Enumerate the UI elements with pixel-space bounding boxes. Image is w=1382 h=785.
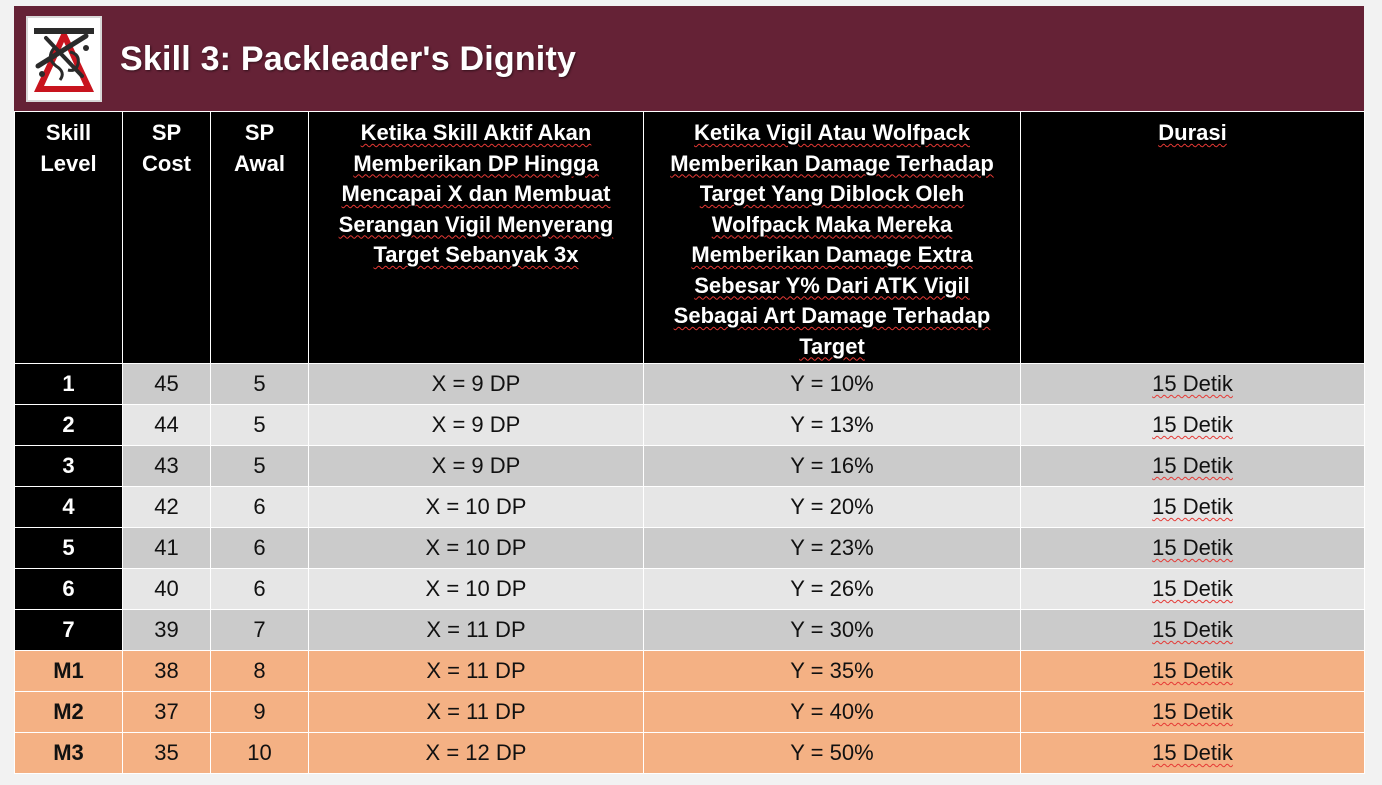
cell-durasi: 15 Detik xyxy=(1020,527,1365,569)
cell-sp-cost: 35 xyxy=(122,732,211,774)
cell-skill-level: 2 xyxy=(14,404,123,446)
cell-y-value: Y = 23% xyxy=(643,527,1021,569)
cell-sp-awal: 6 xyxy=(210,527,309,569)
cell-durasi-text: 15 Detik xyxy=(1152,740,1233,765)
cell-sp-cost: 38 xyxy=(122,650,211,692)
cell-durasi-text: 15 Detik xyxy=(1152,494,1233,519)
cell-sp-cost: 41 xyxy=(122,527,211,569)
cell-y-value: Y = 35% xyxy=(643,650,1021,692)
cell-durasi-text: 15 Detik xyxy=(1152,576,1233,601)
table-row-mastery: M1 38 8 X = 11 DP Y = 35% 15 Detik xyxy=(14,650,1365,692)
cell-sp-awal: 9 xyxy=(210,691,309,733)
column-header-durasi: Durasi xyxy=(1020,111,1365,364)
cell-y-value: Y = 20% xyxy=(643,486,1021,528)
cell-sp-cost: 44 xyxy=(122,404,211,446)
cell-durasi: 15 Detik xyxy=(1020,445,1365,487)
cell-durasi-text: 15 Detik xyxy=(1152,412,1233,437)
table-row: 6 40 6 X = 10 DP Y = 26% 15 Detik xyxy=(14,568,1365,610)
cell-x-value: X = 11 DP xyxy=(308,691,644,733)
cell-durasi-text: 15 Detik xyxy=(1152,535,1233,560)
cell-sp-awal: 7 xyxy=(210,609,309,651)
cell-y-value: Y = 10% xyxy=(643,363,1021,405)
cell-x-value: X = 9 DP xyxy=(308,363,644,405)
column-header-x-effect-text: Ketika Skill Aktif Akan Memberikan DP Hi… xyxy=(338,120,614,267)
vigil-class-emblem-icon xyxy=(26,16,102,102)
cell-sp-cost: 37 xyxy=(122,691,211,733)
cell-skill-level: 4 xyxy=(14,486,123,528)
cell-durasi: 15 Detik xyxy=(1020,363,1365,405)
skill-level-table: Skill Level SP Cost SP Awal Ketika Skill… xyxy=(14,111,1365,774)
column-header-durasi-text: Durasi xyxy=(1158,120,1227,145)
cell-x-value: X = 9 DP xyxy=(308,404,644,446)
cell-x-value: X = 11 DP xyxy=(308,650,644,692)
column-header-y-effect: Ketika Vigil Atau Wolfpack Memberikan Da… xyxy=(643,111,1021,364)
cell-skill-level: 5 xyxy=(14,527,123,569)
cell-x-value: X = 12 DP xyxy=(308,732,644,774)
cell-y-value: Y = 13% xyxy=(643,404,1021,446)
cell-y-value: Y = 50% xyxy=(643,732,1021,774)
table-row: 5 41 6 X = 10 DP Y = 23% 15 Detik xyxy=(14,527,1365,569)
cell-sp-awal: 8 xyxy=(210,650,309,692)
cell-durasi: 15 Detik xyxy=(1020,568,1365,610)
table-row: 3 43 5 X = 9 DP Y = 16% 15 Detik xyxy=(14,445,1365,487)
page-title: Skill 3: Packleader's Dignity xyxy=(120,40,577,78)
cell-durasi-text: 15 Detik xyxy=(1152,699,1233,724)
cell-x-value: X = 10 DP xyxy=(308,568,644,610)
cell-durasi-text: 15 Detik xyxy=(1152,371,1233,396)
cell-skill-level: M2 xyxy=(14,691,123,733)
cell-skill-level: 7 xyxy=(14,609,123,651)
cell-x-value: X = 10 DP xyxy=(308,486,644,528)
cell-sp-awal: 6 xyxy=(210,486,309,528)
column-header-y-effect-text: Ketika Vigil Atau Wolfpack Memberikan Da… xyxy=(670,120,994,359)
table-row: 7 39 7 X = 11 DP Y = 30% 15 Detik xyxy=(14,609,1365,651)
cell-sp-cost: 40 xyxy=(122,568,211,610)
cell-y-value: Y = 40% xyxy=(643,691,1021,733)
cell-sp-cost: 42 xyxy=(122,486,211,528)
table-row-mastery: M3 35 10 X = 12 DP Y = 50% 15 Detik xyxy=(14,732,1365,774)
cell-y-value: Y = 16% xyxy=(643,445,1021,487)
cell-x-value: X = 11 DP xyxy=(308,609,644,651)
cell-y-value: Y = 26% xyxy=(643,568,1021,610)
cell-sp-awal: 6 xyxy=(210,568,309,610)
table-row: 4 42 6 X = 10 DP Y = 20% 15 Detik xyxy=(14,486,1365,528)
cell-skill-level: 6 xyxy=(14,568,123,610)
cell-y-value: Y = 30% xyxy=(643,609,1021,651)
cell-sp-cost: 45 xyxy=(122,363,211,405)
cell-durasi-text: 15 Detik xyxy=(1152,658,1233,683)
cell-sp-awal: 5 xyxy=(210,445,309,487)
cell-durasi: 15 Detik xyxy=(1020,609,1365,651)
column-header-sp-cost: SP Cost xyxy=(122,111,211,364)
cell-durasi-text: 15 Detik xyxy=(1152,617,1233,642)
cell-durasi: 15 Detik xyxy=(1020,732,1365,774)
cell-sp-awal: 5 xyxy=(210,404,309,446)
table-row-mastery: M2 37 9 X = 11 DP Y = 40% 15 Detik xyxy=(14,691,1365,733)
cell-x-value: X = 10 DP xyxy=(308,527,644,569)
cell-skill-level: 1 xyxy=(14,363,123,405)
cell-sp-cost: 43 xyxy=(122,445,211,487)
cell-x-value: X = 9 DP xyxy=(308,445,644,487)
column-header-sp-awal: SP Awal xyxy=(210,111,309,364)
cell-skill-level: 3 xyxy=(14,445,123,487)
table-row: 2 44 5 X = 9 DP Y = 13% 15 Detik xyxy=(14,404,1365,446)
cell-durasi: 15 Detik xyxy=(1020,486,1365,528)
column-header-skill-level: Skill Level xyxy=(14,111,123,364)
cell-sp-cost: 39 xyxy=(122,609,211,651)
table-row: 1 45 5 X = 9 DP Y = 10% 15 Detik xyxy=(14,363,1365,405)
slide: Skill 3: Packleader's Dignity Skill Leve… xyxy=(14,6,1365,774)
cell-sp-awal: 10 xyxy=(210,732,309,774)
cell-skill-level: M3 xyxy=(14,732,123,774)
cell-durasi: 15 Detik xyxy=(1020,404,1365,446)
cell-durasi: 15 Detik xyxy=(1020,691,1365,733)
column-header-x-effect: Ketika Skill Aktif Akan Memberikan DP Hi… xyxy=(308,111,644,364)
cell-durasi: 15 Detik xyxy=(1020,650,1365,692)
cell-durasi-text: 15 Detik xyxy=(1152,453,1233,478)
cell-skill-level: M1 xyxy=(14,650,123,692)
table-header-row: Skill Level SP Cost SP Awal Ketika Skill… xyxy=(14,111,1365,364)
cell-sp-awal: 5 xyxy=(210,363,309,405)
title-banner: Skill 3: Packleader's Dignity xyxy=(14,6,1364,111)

━━━━

**Given task**
Return the lines above word for word, leaving the pictures out of your answer.

**Reply**
Enumerate the UI elements with pixel-space bounding boxes. Image is w=1382 h=785.
cell-durasi: 15 Detik xyxy=(1020,527,1365,569)
cell-sp-cost: 35 xyxy=(122,732,211,774)
cell-skill-level: 2 xyxy=(14,404,123,446)
cell-y-value: Y = 23% xyxy=(643,527,1021,569)
cell-sp-awal: 6 xyxy=(210,527,309,569)
cell-durasi-text: 15 Detik xyxy=(1152,740,1233,765)
cell-sp-cost: 38 xyxy=(122,650,211,692)
cell-durasi-text: 15 Detik xyxy=(1152,494,1233,519)
cell-sp-cost: 41 xyxy=(122,527,211,569)
cell-y-value: Y = 35% xyxy=(643,650,1021,692)
cell-durasi-text: 15 Detik xyxy=(1152,576,1233,601)
table-row-mastery: M1 38 8 X = 11 DP Y = 35% 15 Detik xyxy=(14,650,1365,692)
cell-sp-awal: 9 xyxy=(210,691,309,733)
column-header-durasi: Durasi xyxy=(1020,111,1365,364)
cell-y-value: Y = 20% xyxy=(643,486,1021,528)
cell-sp-cost: 44 xyxy=(122,404,211,446)
cell-durasi: 15 Detik xyxy=(1020,445,1365,487)
cell-durasi-text: 15 Detik xyxy=(1152,412,1233,437)
table-row: 6 40 6 X = 10 DP Y = 26% 15 Detik xyxy=(14,568,1365,610)
cell-x-value: X = 11 DP xyxy=(308,691,644,733)
cell-durasi-text: 15 Detik xyxy=(1152,535,1233,560)
cell-sp-awal: 7 xyxy=(210,609,309,651)
cell-y-value: Y = 10% xyxy=(643,363,1021,405)
cell-x-value: X = 9 DP xyxy=(308,363,644,405)
column-header-x-effect-text: Ketika Skill Aktif Akan Memberikan DP Hi… xyxy=(338,120,614,267)
vigil-class-emblem-icon xyxy=(26,16,102,102)
cell-sp-cost: 37 xyxy=(122,691,211,733)
cell-skill-level: 4 xyxy=(14,486,123,528)
cell-durasi: 15 Detik xyxy=(1020,363,1365,405)
skill-level-table: Skill Level SP Cost SP Awal Ketika Skill… xyxy=(14,111,1365,774)
column-header-durasi-text: Durasi xyxy=(1158,120,1227,145)
cell-x-value: X = 9 DP xyxy=(308,404,644,446)
cell-x-value: X = 11 DP xyxy=(308,650,644,692)
column-header-y-effect: Ketika Vigil Atau Wolfpack Memberikan Da… xyxy=(643,111,1021,364)
cell-skill-level: 5 xyxy=(14,527,123,569)
cell-x-value: X = 12 DP xyxy=(308,732,644,774)
cell-y-value: Y = 13% xyxy=(643,404,1021,446)
cell-y-value: Y = 50% xyxy=(643,732,1021,774)
table-row: 5 41 6 X = 10 DP Y = 23% 15 Detik xyxy=(14,527,1365,569)
cell-sp-awal: 8 xyxy=(210,650,309,692)
cell-durasi: 15 Detik xyxy=(1020,568,1365,610)
table-row: 3 43 5 X = 9 DP Y = 16% 15 Detik xyxy=(14,445,1365,487)
page-title: Skill 3: Packleader's Dignity xyxy=(120,40,577,78)
cell-durasi-text: 15 Detik xyxy=(1152,699,1233,724)
cell-x-value: X = 10 DP xyxy=(308,568,644,610)
cell-durasi-text: 15 Detik xyxy=(1152,371,1233,396)
cell-skill-level: M2 xyxy=(14,691,123,733)
cell-skill-level: 7 xyxy=(14,609,123,651)
cell-x-value: X = 10 DP xyxy=(308,486,644,528)
cell-sp-awal: 6 xyxy=(210,486,309,528)
column-header-y-effect-text: Ketika Vigil Atau Wolfpack Memberikan Da… xyxy=(670,120,994,359)
table-row: 7 39 7 X = 11 DP Y = 30% 15 Detik xyxy=(14,609,1365,651)
cell-sp-cost: 40 xyxy=(122,568,211,610)
cell-y-value: Y = 40% xyxy=(643,691,1021,733)
cell-sp-cost: 42 xyxy=(122,486,211,528)
table-row-mastery: M3 35 10 X = 12 DP Y = 50% 15 Detik xyxy=(14,732,1365,774)
cell-y-value: Y = 16% xyxy=(643,445,1021,487)
cell-x-value: X = 11 DP xyxy=(308,609,644,651)
cell-y-value: Y = 26% xyxy=(643,568,1021,610)
cell-sp-awal: 6 xyxy=(210,568,309,610)
table-row: 4 42 6 X = 10 DP Y = 20% 15 Detik xyxy=(14,486,1365,528)
cell-skill-level: 6 xyxy=(14,568,123,610)
cell-y-value: Y = 30% xyxy=(643,609,1021,651)
cell-sp-cost: 45 xyxy=(122,363,211,405)
cell-durasi-text: 15 Detik xyxy=(1152,658,1233,683)
cell-sp-awal: 5 xyxy=(210,445,309,487)
cell-durasi: 15 Detik xyxy=(1020,609,1365,651)
column-header-sp-cost: SP Cost xyxy=(122,111,211,364)
cell-durasi-text: 15 Detik xyxy=(1152,617,1233,642)
cell-durasi: 15 Detik xyxy=(1020,732,1365,774)
cell-sp-awal: 5 xyxy=(210,404,309,446)
table-row-mastery: M2 37 9 X = 11 DP Y = 40% 15 Detik xyxy=(14,691,1365,733)
cell-x-value: X = 10 DP xyxy=(308,527,644,569)
cell-skill-level: 1 xyxy=(14,363,123,405)
cell-sp-cost: 43 xyxy=(122,445,211,487)
cell-x-value: X = 9 DP xyxy=(308,445,644,487)
column-header-sp-awal: SP Awal xyxy=(210,111,309,364)
cell-skill-level: 3 xyxy=(14,445,123,487)
table-row: 2 44 5 X = 9 DP Y = 13% 15 Detik xyxy=(14,404,1365,446)
cell-durasi: 15 Detik xyxy=(1020,486,1365,528)
column-header-skill-level: Skill Level xyxy=(14,111,123,364)
cell-sp-cost: 39 xyxy=(122,609,211,651)
table-row: 1 45 5 X = 9 DP Y = 10% 15 Detik xyxy=(14,363,1365,405)
slide: Skill 3: Packleader's Dignity Skill Leve… xyxy=(14,6,1365,774)
cell-sp-awal: 10 xyxy=(210,732,309,774)
cell-skill-level: M3 xyxy=(14,732,123,774)
cell-durasi: 15 Detik xyxy=(1020,404,1365,446)
cell-durasi: 15 Detik xyxy=(1020,691,1365,733)
column-header-x-effect: Ketika Skill Aktif Akan Memberikan DP Hi… xyxy=(308,111,644,364)
cell-durasi: 15 Detik xyxy=(1020,650,1365,692)
cell-durasi-text: 15 Detik xyxy=(1152,453,1233,478)
cell-skill-level: M1 xyxy=(14,650,123,692)
table-header-row: Skill Level SP Cost SP Awal Ketika Skill… xyxy=(14,111,1365,364)
cell-sp-awal: 5 xyxy=(210,363,309,405)
title-banner: Skill 3: Packleader's Dignity xyxy=(14,6,1364,111)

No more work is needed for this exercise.